**Direction**
Please copy the entries starting at the first one and ending at the line that contains "y-tick-label: 50 000 xyxy=(40,236,82,250)" while renaming every "y-tick-label" to "vertical-tick-label" and leaving everything else unchanged.

.....

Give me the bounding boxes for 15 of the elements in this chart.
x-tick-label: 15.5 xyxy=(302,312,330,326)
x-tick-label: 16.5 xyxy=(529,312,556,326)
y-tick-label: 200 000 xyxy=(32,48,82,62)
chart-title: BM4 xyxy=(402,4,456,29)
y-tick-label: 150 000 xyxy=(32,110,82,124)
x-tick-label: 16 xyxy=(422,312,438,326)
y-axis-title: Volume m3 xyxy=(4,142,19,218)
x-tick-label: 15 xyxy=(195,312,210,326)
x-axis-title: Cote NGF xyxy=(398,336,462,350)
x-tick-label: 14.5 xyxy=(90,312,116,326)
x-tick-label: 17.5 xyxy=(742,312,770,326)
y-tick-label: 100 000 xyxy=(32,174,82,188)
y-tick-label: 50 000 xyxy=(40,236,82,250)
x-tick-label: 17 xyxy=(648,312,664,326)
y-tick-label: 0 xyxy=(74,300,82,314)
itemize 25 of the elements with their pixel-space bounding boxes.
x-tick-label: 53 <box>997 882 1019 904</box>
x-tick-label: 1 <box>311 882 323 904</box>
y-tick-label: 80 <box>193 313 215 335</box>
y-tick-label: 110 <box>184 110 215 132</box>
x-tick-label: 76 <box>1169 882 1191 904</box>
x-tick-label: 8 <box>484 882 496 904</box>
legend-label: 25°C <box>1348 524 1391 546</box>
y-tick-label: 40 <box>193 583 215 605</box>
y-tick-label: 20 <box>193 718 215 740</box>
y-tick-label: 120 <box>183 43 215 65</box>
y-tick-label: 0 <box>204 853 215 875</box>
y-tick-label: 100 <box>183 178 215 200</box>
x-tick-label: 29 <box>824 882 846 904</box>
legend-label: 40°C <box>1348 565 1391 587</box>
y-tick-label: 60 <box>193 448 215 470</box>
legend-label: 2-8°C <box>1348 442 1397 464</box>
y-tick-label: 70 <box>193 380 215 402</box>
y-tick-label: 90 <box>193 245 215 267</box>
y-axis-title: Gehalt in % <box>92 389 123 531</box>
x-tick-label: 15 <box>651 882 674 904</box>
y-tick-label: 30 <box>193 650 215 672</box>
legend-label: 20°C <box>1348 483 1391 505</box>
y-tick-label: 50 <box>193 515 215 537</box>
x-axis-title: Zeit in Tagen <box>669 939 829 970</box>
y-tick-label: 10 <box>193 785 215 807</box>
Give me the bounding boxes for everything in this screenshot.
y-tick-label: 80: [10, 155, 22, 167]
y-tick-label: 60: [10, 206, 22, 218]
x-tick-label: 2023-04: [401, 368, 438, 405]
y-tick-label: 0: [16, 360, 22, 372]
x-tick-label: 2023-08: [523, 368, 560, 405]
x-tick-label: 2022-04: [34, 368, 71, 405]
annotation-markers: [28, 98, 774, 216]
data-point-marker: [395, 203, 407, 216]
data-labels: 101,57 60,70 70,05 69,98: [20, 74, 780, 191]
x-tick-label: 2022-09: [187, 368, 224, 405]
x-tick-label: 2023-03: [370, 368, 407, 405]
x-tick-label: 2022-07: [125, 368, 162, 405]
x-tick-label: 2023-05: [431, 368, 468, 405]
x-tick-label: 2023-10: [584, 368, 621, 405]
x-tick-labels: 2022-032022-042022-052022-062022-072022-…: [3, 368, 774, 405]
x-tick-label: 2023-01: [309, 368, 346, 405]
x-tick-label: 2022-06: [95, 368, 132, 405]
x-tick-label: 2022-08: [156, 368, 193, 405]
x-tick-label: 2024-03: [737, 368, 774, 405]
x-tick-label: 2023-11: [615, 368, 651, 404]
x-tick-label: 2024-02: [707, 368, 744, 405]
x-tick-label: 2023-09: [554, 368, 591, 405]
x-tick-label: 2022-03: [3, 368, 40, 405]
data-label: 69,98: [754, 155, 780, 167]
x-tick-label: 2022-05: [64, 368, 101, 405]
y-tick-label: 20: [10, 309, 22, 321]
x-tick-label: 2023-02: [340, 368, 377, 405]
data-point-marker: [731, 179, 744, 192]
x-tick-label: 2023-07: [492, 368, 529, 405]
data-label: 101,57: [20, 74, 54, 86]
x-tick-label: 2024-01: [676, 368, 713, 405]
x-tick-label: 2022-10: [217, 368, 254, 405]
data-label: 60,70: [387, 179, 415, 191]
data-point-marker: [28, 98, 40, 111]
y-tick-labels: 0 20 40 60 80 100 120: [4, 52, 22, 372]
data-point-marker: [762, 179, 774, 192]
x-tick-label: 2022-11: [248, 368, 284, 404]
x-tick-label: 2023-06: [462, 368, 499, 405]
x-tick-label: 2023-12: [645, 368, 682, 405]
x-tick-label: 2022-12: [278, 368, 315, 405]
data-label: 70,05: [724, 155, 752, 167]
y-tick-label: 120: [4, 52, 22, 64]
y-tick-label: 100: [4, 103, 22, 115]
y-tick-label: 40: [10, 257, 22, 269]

.....

**Reply**
Give me the bounding boxes for 15 of the elements in this chart.
x-tick-label: 15.5 xyxy=(302,312,330,326)
x-tick-label: 16.5 xyxy=(529,312,556,326)
vertical-tick-label: 200 000 xyxy=(32,48,82,62)
chart-title: BM4 xyxy=(402,4,456,29)
vertical-tick-label: 150 000 xyxy=(32,110,82,124)
x-tick-label: 16 xyxy=(422,312,438,326)
y-axis-title: Volume m3 xyxy=(4,142,19,218)
x-tick-label: 15 xyxy=(195,312,210,326)
x-axis-title: Cote NGF xyxy=(398,336,462,350)
x-tick-label: 14.5 xyxy=(90,312,116,326)
x-tick-label: 17.5 xyxy=(742,312,770,326)
vertical-tick-label: 100 000 xyxy=(32,174,82,188)
vertical-tick-label: 50 000 xyxy=(40,236,82,250)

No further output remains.